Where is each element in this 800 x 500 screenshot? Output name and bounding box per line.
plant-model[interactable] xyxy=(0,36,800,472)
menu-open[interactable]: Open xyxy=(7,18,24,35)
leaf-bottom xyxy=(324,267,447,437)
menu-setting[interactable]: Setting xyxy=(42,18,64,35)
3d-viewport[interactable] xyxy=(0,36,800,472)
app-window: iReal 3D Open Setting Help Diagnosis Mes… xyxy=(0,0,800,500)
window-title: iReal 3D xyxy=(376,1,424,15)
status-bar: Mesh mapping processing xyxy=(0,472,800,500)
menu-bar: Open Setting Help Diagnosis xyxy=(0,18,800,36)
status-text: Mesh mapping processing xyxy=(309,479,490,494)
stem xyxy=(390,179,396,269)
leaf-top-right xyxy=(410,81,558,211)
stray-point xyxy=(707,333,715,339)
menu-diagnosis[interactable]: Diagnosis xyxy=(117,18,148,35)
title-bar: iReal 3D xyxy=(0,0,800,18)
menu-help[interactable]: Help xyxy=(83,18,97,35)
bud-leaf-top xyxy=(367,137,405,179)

* * *

> **TASK REQUIREMENTS**:
Please set down every line of the records above word for word, with nothing changed.

> **SOLUTION FOR THIS PROBLEM**:
Where is each element in this 800 x 500 screenshot? Output name and bounding box per line.
plant-model[interactable] xyxy=(0,36,800,472)
menu-open[interactable]: Open xyxy=(7,18,24,35)
leaf-bottom xyxy=(324,267,447,437)
menu-setting[interactable]: Setting xyxy=(42,18,64,35)
3d-viewport[interactable] xyxy=(0,36,800,472)
app-window: iReal 3D Open Setting Help Diagnosis Mes… xyxy=(0,0,800,500)
window-title: iReal 3D xyxy=(376,1,424,15)
status-bar: Mesh mapping processing xyxy=(0,472,800,500)
menu-bar: Open Setting Help Diagnosis xyxy=(0,18,800,36)
status-text: Mesh mapping processing xyxy=(309,479,490,494)
stem xyxy=(390,179,396,269)
leaf-top-right xyxy=(410,81,558,211)
stray-point xyxy=(707,333,715,339)
menu-diagnosis[interactable]: Diagnosis xyxy=(117,18,148,35)
title-bar: iReal 3D xyxy=(0,0,800,18)
menu-help[interactable]: Help xyxy=(83,18,97,35)
bud-leaf-top xyxy=(367,137,405,179)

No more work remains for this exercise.